>> begin DATA

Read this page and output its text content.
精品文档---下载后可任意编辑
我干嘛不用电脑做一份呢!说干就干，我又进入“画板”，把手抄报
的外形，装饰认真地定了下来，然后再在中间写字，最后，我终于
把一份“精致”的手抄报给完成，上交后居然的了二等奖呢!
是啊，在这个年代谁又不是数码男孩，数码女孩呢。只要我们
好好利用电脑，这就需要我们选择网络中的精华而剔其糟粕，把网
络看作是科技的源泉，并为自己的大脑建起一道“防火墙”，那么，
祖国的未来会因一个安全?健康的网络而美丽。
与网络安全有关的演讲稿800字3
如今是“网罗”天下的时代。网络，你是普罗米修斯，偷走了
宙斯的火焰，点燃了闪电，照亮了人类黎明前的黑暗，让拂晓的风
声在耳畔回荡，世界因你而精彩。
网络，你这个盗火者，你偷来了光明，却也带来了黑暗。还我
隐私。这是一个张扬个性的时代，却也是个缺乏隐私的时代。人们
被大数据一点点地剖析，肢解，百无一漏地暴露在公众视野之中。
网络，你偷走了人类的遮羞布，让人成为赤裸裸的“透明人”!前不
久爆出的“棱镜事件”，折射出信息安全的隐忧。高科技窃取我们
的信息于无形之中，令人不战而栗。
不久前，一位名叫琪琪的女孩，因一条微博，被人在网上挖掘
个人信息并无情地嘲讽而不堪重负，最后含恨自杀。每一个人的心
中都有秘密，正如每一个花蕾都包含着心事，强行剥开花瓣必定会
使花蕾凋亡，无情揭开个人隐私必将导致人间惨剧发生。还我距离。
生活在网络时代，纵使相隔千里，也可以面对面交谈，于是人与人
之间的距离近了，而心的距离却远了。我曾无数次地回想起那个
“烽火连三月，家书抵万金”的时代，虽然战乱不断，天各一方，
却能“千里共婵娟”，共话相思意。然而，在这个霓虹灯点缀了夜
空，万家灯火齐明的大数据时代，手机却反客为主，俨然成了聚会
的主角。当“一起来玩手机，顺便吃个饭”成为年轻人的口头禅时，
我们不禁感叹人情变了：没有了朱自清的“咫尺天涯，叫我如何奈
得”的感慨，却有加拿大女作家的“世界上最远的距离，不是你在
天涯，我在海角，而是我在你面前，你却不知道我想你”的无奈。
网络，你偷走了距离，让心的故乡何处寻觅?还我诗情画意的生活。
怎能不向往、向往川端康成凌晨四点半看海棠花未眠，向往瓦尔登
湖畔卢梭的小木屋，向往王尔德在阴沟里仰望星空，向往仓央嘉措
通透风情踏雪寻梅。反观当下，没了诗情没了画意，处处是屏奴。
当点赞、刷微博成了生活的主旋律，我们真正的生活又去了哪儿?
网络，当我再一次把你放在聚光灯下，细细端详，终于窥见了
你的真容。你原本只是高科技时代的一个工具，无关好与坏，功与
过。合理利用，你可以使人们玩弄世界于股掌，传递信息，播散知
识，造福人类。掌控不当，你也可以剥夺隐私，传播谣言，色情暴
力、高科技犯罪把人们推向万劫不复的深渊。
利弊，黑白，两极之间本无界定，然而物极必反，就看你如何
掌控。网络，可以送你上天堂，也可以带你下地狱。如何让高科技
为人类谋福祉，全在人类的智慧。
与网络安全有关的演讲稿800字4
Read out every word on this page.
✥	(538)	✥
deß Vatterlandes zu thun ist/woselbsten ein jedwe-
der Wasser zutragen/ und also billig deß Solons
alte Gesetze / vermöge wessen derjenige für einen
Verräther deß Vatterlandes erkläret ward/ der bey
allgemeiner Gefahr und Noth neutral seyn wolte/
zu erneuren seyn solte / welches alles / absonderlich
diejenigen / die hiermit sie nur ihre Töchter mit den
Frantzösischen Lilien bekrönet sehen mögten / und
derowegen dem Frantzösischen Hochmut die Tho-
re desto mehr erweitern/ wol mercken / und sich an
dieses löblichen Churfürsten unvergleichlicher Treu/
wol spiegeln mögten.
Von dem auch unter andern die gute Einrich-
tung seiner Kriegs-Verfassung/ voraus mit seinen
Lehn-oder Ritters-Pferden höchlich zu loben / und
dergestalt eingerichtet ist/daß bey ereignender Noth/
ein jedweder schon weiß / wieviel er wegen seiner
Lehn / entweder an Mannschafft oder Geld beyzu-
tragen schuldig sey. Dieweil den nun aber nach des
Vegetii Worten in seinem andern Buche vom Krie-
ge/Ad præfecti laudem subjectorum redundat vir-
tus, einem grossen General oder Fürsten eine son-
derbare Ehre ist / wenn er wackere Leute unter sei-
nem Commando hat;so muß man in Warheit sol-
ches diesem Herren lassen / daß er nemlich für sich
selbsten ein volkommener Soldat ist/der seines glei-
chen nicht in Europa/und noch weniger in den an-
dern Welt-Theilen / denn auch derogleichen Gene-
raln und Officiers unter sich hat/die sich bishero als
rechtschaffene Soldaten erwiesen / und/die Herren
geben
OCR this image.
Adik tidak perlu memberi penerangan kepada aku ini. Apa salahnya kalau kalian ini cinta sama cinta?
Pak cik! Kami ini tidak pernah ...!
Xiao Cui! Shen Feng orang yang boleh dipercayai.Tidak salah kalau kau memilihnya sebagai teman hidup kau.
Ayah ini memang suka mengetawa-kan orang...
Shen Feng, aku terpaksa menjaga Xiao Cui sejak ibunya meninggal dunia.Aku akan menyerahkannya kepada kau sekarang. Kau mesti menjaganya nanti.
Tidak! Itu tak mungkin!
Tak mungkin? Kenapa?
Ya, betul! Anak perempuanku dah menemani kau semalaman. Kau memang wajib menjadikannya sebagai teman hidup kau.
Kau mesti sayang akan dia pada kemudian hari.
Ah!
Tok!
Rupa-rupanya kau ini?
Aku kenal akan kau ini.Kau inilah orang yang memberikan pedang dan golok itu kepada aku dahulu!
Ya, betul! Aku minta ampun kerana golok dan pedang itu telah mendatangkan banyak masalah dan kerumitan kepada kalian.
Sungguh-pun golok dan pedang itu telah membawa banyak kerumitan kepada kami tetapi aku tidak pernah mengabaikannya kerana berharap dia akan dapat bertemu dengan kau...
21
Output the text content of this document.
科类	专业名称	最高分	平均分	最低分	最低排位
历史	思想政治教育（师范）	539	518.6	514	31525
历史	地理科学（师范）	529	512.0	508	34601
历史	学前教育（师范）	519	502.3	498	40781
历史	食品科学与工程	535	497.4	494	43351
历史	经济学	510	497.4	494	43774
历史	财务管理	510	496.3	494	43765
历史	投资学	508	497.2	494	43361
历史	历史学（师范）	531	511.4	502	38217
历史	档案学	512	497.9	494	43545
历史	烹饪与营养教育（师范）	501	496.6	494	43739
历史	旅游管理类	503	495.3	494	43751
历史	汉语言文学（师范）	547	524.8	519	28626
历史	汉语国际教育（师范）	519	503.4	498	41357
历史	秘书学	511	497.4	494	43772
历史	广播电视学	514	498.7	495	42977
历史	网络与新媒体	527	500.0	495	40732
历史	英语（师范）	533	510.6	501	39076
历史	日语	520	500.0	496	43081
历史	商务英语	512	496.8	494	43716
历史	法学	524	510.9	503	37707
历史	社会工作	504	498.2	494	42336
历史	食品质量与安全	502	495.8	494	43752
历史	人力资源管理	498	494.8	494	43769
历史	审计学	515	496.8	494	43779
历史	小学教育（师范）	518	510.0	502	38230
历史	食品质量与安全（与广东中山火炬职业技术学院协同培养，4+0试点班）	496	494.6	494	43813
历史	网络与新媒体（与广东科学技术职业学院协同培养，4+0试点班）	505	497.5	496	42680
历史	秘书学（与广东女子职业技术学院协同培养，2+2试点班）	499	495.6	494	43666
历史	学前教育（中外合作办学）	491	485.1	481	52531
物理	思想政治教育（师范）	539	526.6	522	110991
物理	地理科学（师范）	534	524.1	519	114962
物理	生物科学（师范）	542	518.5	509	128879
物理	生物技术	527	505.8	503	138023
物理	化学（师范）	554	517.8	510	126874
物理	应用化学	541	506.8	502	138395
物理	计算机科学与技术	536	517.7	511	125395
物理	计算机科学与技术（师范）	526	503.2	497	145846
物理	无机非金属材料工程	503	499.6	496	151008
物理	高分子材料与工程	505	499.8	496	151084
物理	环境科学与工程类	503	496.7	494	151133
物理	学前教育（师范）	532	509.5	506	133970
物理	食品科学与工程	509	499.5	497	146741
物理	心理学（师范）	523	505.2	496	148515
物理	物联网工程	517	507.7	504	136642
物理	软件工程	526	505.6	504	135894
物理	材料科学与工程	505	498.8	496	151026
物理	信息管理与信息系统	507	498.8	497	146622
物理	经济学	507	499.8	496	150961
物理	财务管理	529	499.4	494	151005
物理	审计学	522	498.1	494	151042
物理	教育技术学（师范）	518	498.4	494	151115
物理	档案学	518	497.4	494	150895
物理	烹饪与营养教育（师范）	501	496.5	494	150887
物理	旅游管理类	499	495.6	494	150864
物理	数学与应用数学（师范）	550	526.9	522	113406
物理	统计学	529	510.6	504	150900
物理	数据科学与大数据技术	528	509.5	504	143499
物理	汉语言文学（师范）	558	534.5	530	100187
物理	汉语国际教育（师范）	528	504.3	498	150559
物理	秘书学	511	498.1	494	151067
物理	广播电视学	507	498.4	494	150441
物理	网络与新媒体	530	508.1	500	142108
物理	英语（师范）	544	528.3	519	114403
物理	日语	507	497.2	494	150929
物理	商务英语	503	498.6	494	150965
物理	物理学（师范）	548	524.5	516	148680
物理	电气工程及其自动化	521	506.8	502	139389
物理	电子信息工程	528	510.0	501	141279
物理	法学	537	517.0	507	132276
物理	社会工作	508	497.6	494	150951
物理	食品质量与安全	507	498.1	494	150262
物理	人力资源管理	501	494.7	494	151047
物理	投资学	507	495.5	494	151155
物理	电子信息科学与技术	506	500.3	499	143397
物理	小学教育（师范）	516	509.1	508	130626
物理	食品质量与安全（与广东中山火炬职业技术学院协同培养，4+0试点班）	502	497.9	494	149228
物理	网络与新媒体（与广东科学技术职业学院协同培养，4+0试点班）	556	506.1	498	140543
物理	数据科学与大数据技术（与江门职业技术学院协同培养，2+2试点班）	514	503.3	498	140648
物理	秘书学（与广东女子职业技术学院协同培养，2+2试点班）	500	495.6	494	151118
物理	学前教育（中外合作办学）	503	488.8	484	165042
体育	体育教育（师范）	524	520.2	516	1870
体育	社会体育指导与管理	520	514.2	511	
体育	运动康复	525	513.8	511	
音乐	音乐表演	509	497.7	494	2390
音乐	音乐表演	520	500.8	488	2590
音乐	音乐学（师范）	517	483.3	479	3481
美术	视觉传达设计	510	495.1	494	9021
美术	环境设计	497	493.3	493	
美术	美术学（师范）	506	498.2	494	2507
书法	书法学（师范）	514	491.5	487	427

>> end DATA

* WHAT IS EXPECTED:
Show all lines from the listing above in which "kalau" appears.

* EXERCISE SOLUTION:
Adik tidak perlu memberi penerangan kepada aku ini. Apa salahnya kalau kalian ini cinta sama cinta?
Xiao Cui! Shen Feng orang yang boleh dipercayai.Tidak salah kalau kau memilihnya sebagai teman hidup kau.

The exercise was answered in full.